# DIRECTION:
Each entry below is to be transcribed exactly.

# PROVIDED DATA:

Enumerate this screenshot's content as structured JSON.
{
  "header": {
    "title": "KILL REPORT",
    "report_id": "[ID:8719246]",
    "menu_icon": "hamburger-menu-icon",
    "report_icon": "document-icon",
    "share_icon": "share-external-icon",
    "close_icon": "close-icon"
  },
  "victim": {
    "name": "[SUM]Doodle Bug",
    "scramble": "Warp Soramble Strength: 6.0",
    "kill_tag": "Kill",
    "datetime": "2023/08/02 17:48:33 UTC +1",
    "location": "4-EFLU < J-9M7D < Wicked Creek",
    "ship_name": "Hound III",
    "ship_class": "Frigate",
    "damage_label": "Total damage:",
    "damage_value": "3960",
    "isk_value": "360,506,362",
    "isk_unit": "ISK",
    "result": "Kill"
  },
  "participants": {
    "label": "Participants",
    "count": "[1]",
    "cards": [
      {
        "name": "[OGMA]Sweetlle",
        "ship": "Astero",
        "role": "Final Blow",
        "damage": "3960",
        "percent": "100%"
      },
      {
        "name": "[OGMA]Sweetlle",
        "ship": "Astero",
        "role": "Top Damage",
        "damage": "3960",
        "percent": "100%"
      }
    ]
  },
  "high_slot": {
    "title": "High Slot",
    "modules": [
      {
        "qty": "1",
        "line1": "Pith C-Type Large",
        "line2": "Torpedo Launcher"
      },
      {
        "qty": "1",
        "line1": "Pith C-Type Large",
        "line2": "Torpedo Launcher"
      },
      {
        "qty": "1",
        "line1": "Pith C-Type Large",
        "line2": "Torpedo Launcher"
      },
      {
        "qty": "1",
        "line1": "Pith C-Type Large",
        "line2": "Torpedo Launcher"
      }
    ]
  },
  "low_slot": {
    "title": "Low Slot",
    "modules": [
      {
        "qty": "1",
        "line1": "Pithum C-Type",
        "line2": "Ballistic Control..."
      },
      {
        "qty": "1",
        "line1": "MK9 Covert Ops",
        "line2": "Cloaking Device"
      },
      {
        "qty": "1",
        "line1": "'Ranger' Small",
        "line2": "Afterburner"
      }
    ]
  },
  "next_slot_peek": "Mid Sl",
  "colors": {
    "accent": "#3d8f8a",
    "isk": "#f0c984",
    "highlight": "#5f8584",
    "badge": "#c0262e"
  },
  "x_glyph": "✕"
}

# WORKED ANSWER:
Enumerate this screenshot's content as structured JSON.
{
  "header": {
    "title": "KILL REPORT",
    "report_id": "[ID:8719246]",
    "menu_icon": "hamburger-menu-icon",
    "report_icon": "document-icon",
    "share_icon": "share-external-icon",
    "close_icon": "close-icon"
  },
  "victim": {
    "name": "[SUM]Doodle Bug",
    "scramble": "Warp Soramble Strength: 6.0",
    "kill_tag": "Kill",
    "datetime": "2023/08/02 17:48:33 UTC +1",
    "location": "4-EFLU < J-9M7D < Wicked Creek",
    "ship_name": "Hound III",
    "ship_class": "Frigate",
    "damage_label": "Total damage:",
    "damage_value": "3960",
    "isk_value": "360,506,362",
    "isk_unit": "ISK",
    "result": "Kill"
  },
  "participants": {
    "label": "Participants",
    "count": "[1]",
    "cards": [
      {
        "name": "[OGMA]Sweetlle",
        "ship": "Astero",
        "role": "Final Blow",
        "damage": "3960",
        "percent": "100%"
      },
      {
        "name": "[OGMA]Sweetlle",
        "ship": "Astero",
        "role": "Top Damage",
        "damage": "3960",
        "percent": "100%"
      }
    ]
  },
  "high_slot": {
    "title": "High Slot",
    "modules": [
      {
        "qty": "1",
        "line1": "Pith C-Type Large",
        "line2": "Torpedo Launcher"
      },
      {
        "qty": "1",
        "line1": "Pith C-Type Large",
        "line2": "Torpedo Launcher"
      },
      {
        "qty": "1",
        "line1": "Pith C-Type Large",
        "line2": "Torpedo Launcher"
      },
      {
        "qty": "1",
        "line1": "Pith C-Type Large",
        "line2": "Torpedo Launcher"
      }
    ]
  },
  "low_slot": {
    "title": "Low Slot",
    "modules": [
      {
        "qty": "1",
        "line1": "Pithum C-Type",
        "line2": "Ballistic Control..."
      },
      {
        "qty": "1",
        "line1": "MK9 Covert Ops",
        "line2": "Cloaking Device"
      },
      {
        "qty": "1",
        "line1": "'Ranger' Small",
        "line2": "Afterburner"
      }
    ]
  },
  "next_slot_peek": "Mid Sl",
  "colors": {
    "accent": "#3d8f8a",
    "isk": "#f0c984",
    "highlight": "#5f8584",
    "badge": "#c0262e"
  },
  "x_glyph": "✕"
}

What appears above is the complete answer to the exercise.